*Your task*: Below are some records. Pull every line that contains the word "this".

*Extracted entries*:
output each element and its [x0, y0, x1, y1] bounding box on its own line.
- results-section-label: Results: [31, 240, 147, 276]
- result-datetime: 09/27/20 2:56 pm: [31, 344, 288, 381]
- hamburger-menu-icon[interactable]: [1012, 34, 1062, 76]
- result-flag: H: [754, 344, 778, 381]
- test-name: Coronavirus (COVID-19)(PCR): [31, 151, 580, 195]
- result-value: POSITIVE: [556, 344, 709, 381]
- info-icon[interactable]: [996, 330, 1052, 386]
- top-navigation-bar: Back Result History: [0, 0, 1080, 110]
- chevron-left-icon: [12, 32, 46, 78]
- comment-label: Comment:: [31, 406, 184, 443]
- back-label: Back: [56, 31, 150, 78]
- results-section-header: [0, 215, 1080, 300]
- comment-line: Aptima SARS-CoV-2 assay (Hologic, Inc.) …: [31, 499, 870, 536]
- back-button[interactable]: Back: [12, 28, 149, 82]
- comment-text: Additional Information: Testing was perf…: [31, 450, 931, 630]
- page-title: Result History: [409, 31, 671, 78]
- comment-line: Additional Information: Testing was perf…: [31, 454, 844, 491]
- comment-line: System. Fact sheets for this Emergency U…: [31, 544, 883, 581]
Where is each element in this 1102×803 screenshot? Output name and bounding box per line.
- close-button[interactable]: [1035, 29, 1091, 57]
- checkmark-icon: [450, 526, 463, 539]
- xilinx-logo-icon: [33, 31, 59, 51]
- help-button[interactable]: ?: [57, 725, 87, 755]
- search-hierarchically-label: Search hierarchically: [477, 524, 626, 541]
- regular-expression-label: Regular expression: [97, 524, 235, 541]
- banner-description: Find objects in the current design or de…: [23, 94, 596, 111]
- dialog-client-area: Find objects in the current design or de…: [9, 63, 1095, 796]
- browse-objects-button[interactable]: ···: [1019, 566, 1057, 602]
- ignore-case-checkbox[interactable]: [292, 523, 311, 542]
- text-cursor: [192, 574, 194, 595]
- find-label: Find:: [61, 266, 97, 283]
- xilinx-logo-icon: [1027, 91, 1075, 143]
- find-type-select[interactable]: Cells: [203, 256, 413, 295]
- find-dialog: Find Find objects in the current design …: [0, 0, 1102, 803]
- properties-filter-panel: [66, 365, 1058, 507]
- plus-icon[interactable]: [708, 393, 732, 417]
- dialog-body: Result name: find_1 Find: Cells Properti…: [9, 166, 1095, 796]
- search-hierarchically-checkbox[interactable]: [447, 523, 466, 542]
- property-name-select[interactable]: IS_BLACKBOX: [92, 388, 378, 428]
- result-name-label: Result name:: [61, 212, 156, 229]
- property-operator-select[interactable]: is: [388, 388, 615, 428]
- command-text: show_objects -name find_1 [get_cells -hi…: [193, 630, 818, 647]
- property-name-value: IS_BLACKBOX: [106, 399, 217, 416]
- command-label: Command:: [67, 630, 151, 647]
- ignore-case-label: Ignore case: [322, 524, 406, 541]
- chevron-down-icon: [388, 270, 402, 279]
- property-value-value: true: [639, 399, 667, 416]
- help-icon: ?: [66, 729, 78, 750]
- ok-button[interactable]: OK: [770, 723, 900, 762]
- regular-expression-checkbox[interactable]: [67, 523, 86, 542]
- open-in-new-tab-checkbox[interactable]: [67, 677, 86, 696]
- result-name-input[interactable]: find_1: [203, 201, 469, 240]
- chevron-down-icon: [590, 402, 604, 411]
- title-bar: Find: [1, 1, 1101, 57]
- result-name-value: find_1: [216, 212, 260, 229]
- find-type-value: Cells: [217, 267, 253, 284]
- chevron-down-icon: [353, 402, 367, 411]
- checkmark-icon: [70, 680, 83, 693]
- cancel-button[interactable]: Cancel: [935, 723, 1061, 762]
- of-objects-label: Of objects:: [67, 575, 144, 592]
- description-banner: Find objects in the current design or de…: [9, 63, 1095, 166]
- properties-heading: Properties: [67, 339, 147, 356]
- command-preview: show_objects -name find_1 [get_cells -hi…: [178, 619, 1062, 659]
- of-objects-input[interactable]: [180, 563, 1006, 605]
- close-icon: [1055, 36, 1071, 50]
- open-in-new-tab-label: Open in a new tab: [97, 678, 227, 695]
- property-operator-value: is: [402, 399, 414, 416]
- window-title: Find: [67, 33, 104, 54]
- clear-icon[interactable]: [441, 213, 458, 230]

*Problem solution*:
- comment-line: System. Fact sheets for this Emergency U…: [31, 544, 883, 581]
Where is each element in this 1102×803 screenshot? Output name and bounding box per line.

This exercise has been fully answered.